*Records supplied*:
:::::

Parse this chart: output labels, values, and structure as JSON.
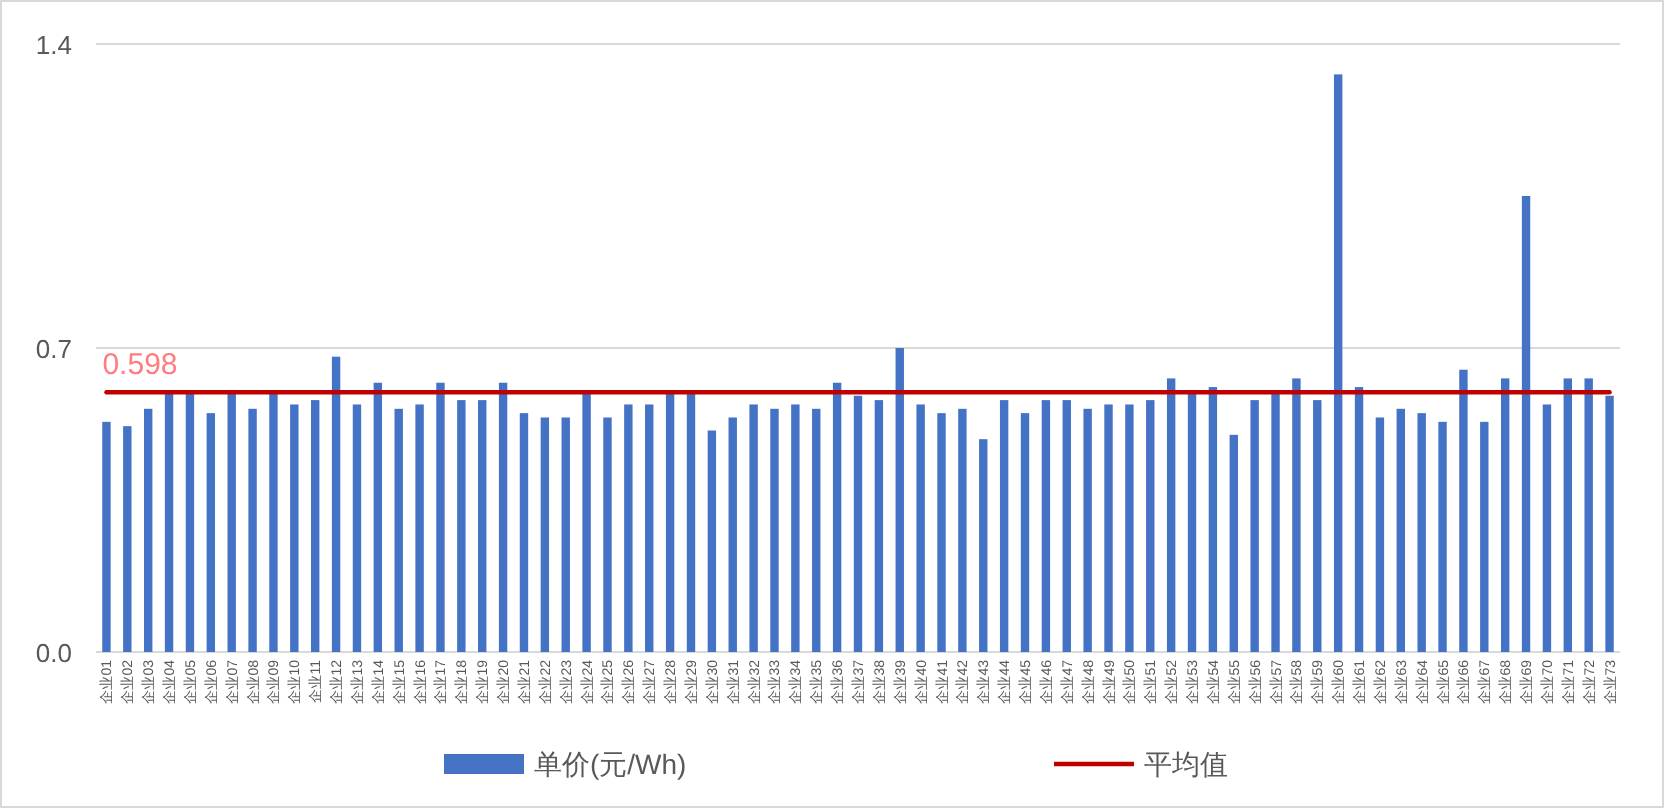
{
  "chart_data": {
    "type": "bar",
    "categories": [
      "企业01",
      "企业02",
      "企业03",
      "企业04",
      "企业05",
      "企业06",
      "企业07",
      "企业08",
      "企业09",
      "企业10",
      "企业11",
      "企业12",
      "企业13",
      "企业14",
      "企业15",
      "企业16",
      "企业17",
      "企业18",
      "企业19",
      "企业20",
      "企业21",
      "企业22",
      "企业23",
      "企业24",
      "企业25",
      "企业26",
      "企业27",
      "企业28",
      "企业29",
      "企业30",
      "企业31",
      "企业32",
      "企业33",
      "企业34",
      "企业35",
      "企业36",
      "企业37",
      "企业38",
      "企业39",
      "企业40",
      "企业41",
      "企业42",
      "企业43",
      "企业44",
      "企业45",
      "企业46",
      "企业47",
      "企业48",
      "企业49",
      "企业50",
      "企业51",
      "企业52",
      "企业53",
      "企业54",
      "企业55",
      "企业56",
      "企业57",
      "企业58",
      "企业59",
      "企业60",
      "企业61",
      "企业62",
      "企业63",
      "企业64",
      "企业65",
      "企业66",
      "企业67",
      "企业68",
      "企业69",
      "企业70",
      "企业71",
      "企业72",
      "企业73"
    ],
    "series": [
      {
        "name": "单价(元/Wh)",
        "color": "#4472c4",
        "values": [
          0.53,
          0.52,
          0.56,
          0.6,
          0.6,
          0.55,
          0.6,
          0.56,
          0.6,
          0.57,
          0.58,
          0.68,
          0.57,
          0.62,
          0.56,
          0.57,
          0.62,
          0.58,
          0.58,
          0.62,
          0.55,
          0.54,
          0.54,
          0.6,
          0.54,
          0.57,
          0.57,
          0.6,
          0.6,
          0.51,
          0.54,
          0.57,
          0.56,
          0.57,
          0.56,
          0.62,
          0.59,
          0.58,
          0.7,
          0.57,
          0.55,
          0.56,
          0.49,
          0.58,
          0.55,
          0.58,
          0.58,
          0.56,
          0.57,
          0.57,
          0.58,
          0.63,
          0.6,
          0.61,
          0.5,
          0.58,
          0.6,
          0.63,
          0.58,
          1.33,
          0.61,
          0.54,
          0.56,
          0.55,
          0.53,
          0.65,
          0.53,
          0.63,
          1.05,
          0.57,
          0.63,
          0.63,
          0.59
        ]
      },
      {
        "name": "平均值",
        "type": "line",
        "color": "#c00000",
        "values": [
          0.598,
          0.598,
          0.598,
          0.598,
          0.598,
          0.598,
          0.598,
          0.598,
          0.598,
          0.598,
          0.598,
          0.598,
          0.598,
          0.598,
          0.598,
          0.598,
          0.598,
          0.598,
          0.598,
          0.598,
          0.598,
          0.598,
          0.598,
          0.598,
          0.598,
          0.598,
          0.598,
          0.598,
          0.598,
          0.598,
          0.598,
          0.598,
          0.598,
          0.598,
          0.598,
          0.598,
          0.598,
          0.598,
          0.598,
          0.598,
          0.598,
          0.598,
          0.598,
          0.598,
          0.598,
          0.598,
          0.598,
          0.598,
          0.598,
          0.598,
          0.598,
          0.598,
          0.598,
          0.598,
          0.598,
          0.598,
          0.598,
          0.598,
          0.598,
          0.598,
          0.598,
          0.598,
          0.598,
          0.598,
          0.598,
          0.598,
          0.598,
          0.598,
          0.598,
          0.598,
          0.598,
          0.598,
          0.598
        ],
        "value_labels": [
          "0.598",
          null,
          null,
          null,
          null,
          null,
          null,
          null,
          null,
          null,
          null,
          null,
          null,
          null,
          null,
          null,
          null,
          null,
          null,
          null,
          null,
          null,
          null,
          null,
          null,
          null,
          null,
          null,
          null,
          null,
          null,
          null,
          null,
          null,
          null,
          null,
          null,
          null,
          null,
          null,
          null,
          null,
          null,
          null,
          null,
          null,
          null,
          null,
          null,
          null,
          null,
          null,
          null,
          null,
          null,
          null,
          null,
          null,
          null,
          null,
          null,
          null,
          null,
          null,
          null,
          null,
          null,
          null,
          null,
          null,
          null,
          null,
          null
        ]
      }
    ],
    "ylim": [
      0,
      1.4
    ],
    "yticks": [
      {
        "value": 0,
        "label": "0.0"
      },
      0.7,
      1.4
    ],
    "grid": "y",
    "legend": "bottom"
  }
}
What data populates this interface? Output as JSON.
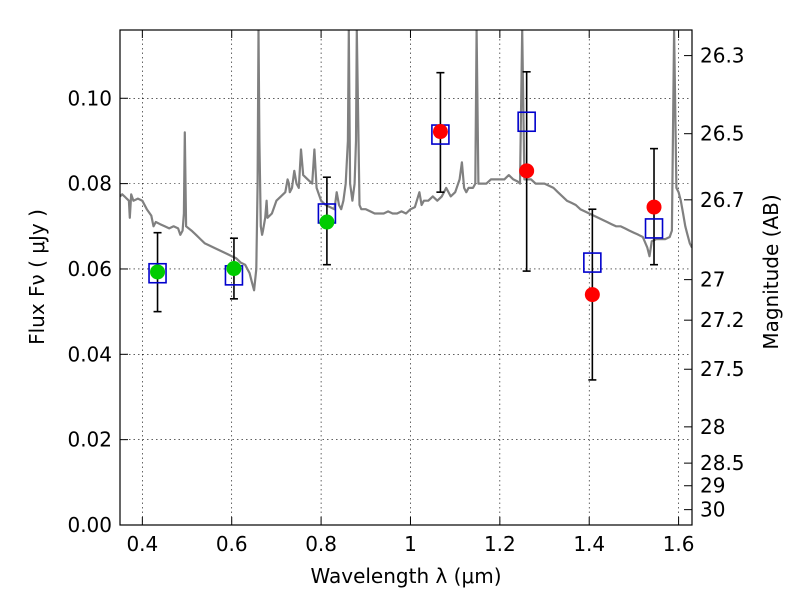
{
  "chart_data": {
    "type": "scatter",
    "xlabel": "Wavelength  λ (μm)",
    "ylabel": "Flux  Fν  ( μJy )",
    "y2label": "Magnitude (AB)",
    "xlim": [
      0.35,
      1.63
    ],
    "ylim": [
      0.0,
      0.116
    ],
    "grid": true,
    "x_ticks": [
      {
        "value": 0.4,
        "label": "0.4"
      },
      {
        "value": 0.6,
        "label": "0.6"
      },
      {
        "value": 0.8,
        "label": "0.8"
      },
      {
        "value": 1.0,
        "label": "1"
      },
      {
        "value": 1.2,
        "label": "1.2"
      },
      {
        "value": 1.4,
        "label": "1.4"
      },
      {
        "value": 1.6,
        "label": "1.6"
      }
    ],
    "y_ticks": [
      {
        "value": 0.0,
        "label": "0.00"
      },
      {
        "value": 0.02,
        "label": "0.02"
      },
      {
        "value": 0.04,
        "label": "0.04"
      },
      {
        "value": 0.06,
        "label": "0.06"
      },
      {
        "value": 0.08,
        "label": "0.08"
      },
      {
        "value": 0.1,
        "label": "0.10"
      }
    ],
    "y2_ticks": [
      {
        "flux": 0.11,
        "label": "26.3"
      },
      {
        "flux": 0.0917,
        "label": "26.5"
      },
      {
        "flux": 0.0762,
        "label": "26.7"
      },
      {
        "flux": 0.0575,
        "label": "27"
      },
      {
        "flux": 0.048,
        "label": "27.2"
      },
      {
        "flux": 0.0365,
        "label": "27.5"
      },
      {
        "flux": 0.023,
        "label": "28"
      },
      {
        "flux": 0.0145,
        "label": "28.5"
      },
      {
        "flux": 0.0092,
        "label": "29"
      },
      {
        "flux": 0.0036,
        "label": "30"
      }
    ],
    "series": [
      {
        "kind": "spectrum",
        "color": "#808080",
        "points": [
          [
            0.35,
            0.077
          ],
          [
            0.355,
            0.0775
          ],
          [
            0.36,
            0.077
          ],
          [
            0.365,
            0.0765
          ],
          [
            0.37,
            0.076
          ],
          [
            0.372,
            0.072
          ],
          [
            0.375,
            0.0775
          ],
          [
            0.38,
            0.076
          ],
          [
            0.39,
            0.0765
          ],
          [
            0.4,
            0.076
          ],
          [
            0.41,
            0.074
          ],
          [
            0.42,
            0.0725
          ],
          [
            0.425,
            0.07
          ],
          [
            0.43,
            0.071
          ],
          [
            0.44,
            0.0705
          ],
          [
            0.45,
            0.07
          ],
          [
            0.46,
            0.0695
          ],
          [
            0.47,
            0.07
          ],
          [
            0.48,
            0.0695
          ],
          [
            0.485,
            0.068
          ],
          [
            0.49,
            0.069
          ],
          [
            0.493,
            0.073
          ],
          [
            0.495,
            0.092
          ],
          [
            0.498,
            0.07
          ],
          [
            0.51,
            0.069
          ],
          [
            0.52,
            0.068
          ],
          [
            0.53,
            0.067
          ],
          [
            0.54,
            0.066
          ],
          [
            0.55,
            0.0655
          ],
          [
            0.56,
            0.065
          ],
          [
            0.57,
            0.0645
          ],
          [
            0.58,
            0.064
          ],
          [
            0.59,
            0.0635
          ],
          [
            0.6,
            0.063
          ],
          [
            0.61,
            0.0625
          ],
          [
            0.62,
            0.0615
          ],
          [
            0.63,
            0.061
          ],
          [
            0.64,
            0.059
          ],
          [
            0.645,
            0.057
          ],
          [
            0.65,
            0.055
          ],
          [
            0.655,
            0.06
          ],
          [
            0.658,
            0.08
          ],
          [
            0.66,
            0.116
          ],
          [
            0.662,
            0.09
          ],
          [
            0.665,
            0.07
          ],
          [
            0.668,
            0.068
          ],
          [
            0.67,
            0.069
          ],
          [
            0.675,
            0.072
          ],
          [
            0.678,
            0.076
          ],
          [
            0.68,
            0.072
          ],
          [
            0.69,
            0.073
          ],
          [
            0.7,
            0.076
          ],
          [
            0.71,
            0.077
          ],
          [
            0.72,
            0.078
          ],
          [
            0.725,
            0.081
          ],
          [
            0.728,
            0.08
          ],
          [
            0.73,
            0.078
          ],
          [
            0.735,
            0.079
          ],
          [
            0.74,
            0.083
          ],
          [
            0.745,
            0.08
          ],
          [
            0.75,
            0.079
          ],
          [
            0.755,
            0.088
          ],
          [
            0.76,
            0.082
          ],
          [
            0.77,
            0.081
          ],
          [
            0.78,
            0.08
          ],
          [
            0.785,
            0.088
          ],
          [
            0.79,
            0.079
          ],
          [
            0.8,
            0.076
          ],
          [
            0.81,
            0.075
          ],
          [
            0.82,
            0.0745
          ],
          [
            0.83,
            0.074
          ],
          [
            0.835,
            0.078
          ],
          [
            0.84,
            0.075
          ],
          [
            0.845,
            0.074
          ],
          [
            0.85,
            0.076
          ],
          [
            0.855,
            0.08
          ],
          [
            0.86,
            0.09
          ],
          [
            0.862,
            0.116
          ],
          [
            0.865,
            0.08
          ],
          [
            0.87,
            0.076
          ],
          [
            0.875,
            0.08
          ],
          [
            0.878,
            0.09
          ],
          [
            0.88,
            0.116
          ],
          [
            0.883,
            0.095
          ],
          [
            0.886,
            0.075
          ],
          [
            0.89,
            0.074
          ],
          [
            0.9,
            0.074
          ],
          [
            0.91,
            0.0735
          ],
          [
            0.92,
            0.073
          ],
          [
            0.93,
            0.073
          ],
          [
            0.94,
            0.073
          ],
          [
            0.95,
            0.0735
          ],
          [
            0.96,
            0.073
          ],
          [
            0.97,
            0.073
          ],
          [
            0.98,
            0.0735
          ],
          [
            0.99,
            0.073
          ],
          [
            1.0,
            0.074
          ],
          [
            1.01,
            0.0745
          ],
          [
            1.02,
            0.078
          ],
          [
            1.025,
            0.075
          ],
          [
            1.03,
            0.076
          ],
          [
            1.04,
            0.076
          ],
          [
            1.05,
            0.077
          ],
          [
            1.06,
            0.076
          ],
          [
            1.07,
            0.077
          ],
          [
            1.08,
            0.079
          ],
          [
            1.09,
            0.077
          ],
          [
            1.1,
            0.078
          ],
          [
            1.11,
            0.081
          ],
          [
            1.115,
            0.085
          ],
          [
            1.12,
            0.079
          ],
          [
            1.125,
            0.078
          ],
          [
            1.13,
            0.079
          ],
          [
            1.14,
            0.079
          ],
          [
            1.145,
            0.08
          ],
          [
            1.148,
            0.116
          ],
          [
            1.152,
            0.08
          ],
          [
            1.16,
            0.08
          ],
          [
            1.17,
            0.08
          ],
          [
            1.18,
            0.081
          ],
          [
            1.19,
            0.081
          ],
          [
            1.2,
            0.081
          ],
          [
            1.21,
            0.081
          ],
          [
            1.22,
            0.082
          ],
          [
            1.23,
            0.081
          ],
          [
            1.24,
            0.0805
          ],
          [
            1.245,
            0.08
          ],
          [
            1.25,
            0.116
          ],
          [
            1.255,
            0.081
          ],
          [
            1.26,
            0.081
          ],
          [
            1.27,
            0.081
          ],
          [
            1.28,
            0.08
          ],
          [
            1.29,
            0.08
          ],
          [
            1.3,
            0.08
          ],
          [
            1.31,
            0.0795
          ],
          [
            1.32,
            0.079
          ],
          [
            1.33,
            0.078
          ],
          [
            1.34,
            0.077
          ],
          [
            1.35,
            0.076
          ],
          [
            1.36,
            0.0755
          ],
          [
            1.37,
            0.075
          ],
          [
            1.38,
            0.074
          ],
          [
            1.39,
            0.0735
          ],
          [
            1.4,
            0.073
          ],
          [
            1.41,
            0.0725
          ],
          [
            1.42,
            0.072
          ],
          [
            1.43,
            0.0715
          ],
          [
            1.44,
            0.071
          ],
          [
            1.45,
            0.0705
          ],
          [
            1.46,
            0.07
          ],
          [
            1.47,
            0.07
          ],
          [
            1.48,
            0.0695
          ],
          [
            1.49,
            0.069
          ],
          [
            1.5,
            0.0685
          ],
          [
            1.51,
            0.068
          ],
          [
            1.52,
            0.0675
          ],
          [
            1.53,
            0.065
          ],
          [
            1.535,
            0.063
          ],
          [
            1.54,
            0.0665
          ],
          [
            1.55,
            0.067
          ],
          [
            1.56,
            0.067
          ],
          [
            1.57,
            0.067
          ],
          [
            1.58,
            0.0675
          ],
          [
            1.585,
            0.069
          ],
          [
            1.59,
            0.116
          ],
          [
            1.595,
            0.079
          ],
          [
            1.6,
            0.078
          ],
          [
            1.605,
            0.076
          ],
          [
            1.61,
            0.073
          ],
          [
            1.615,
            0.07
          ],
          [
            1.62,
            0.068
          ],
          [
            1.625,
            0.066
          ],
          [
            1.63,
            0.065
          ]
        ]
      },
      {
        "kind": "model-boxes",
        "color": "#0000cc",
        "x": [
          0.434,
          0.605,
          0.813,
          1.067,
          1.26,
          1.407,
          1.545
        ],
        "y": [
          0.059,
          0.0585,
          0.073,
          0.0915,
          0.0945,
          0.0615,
          0.0695
        ]
      },
      {
        "kind": "observed-optical",
        "color": "#00cc00",
        "x": [
          0.434,
          0.605,
          0.813
        ],
        "y": [
          0.0593,
          0.0601,
          0.071
        ],
        "yerr_low": [
          0.05,
          0.053,
          0.061
        ],
        "yerr_high": [
          0.0685,
          0.0672,
          0.0815
        ]
      },
      {
        "kind": "observed-nir",
        "color": "#ff0000",
        "x": [
          1.067,
          1.26,
          1.407,
          1.545
        ],
        "y": [
          0.0922,
          0.083,
          0.054,
          0.0745
        ],
        "yerr_low": [
          0.078,
          0.0595,
          0.034,
          0.061
        ],
        "yerr_high": [
          0.106,
          0.1062,
          0.074,
          0.0882
        ]
      }
    ]
  }
}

:::::

*Task to complete*: Copy every line above in which the string "color" shows up.

*Answer in full*:
        "color": "#4472c4",
        "color": "#c00000",
        "color": "#808080",
        "color": "#0000cc",
        "color": "#00cc00",
        "color": "#ff0000",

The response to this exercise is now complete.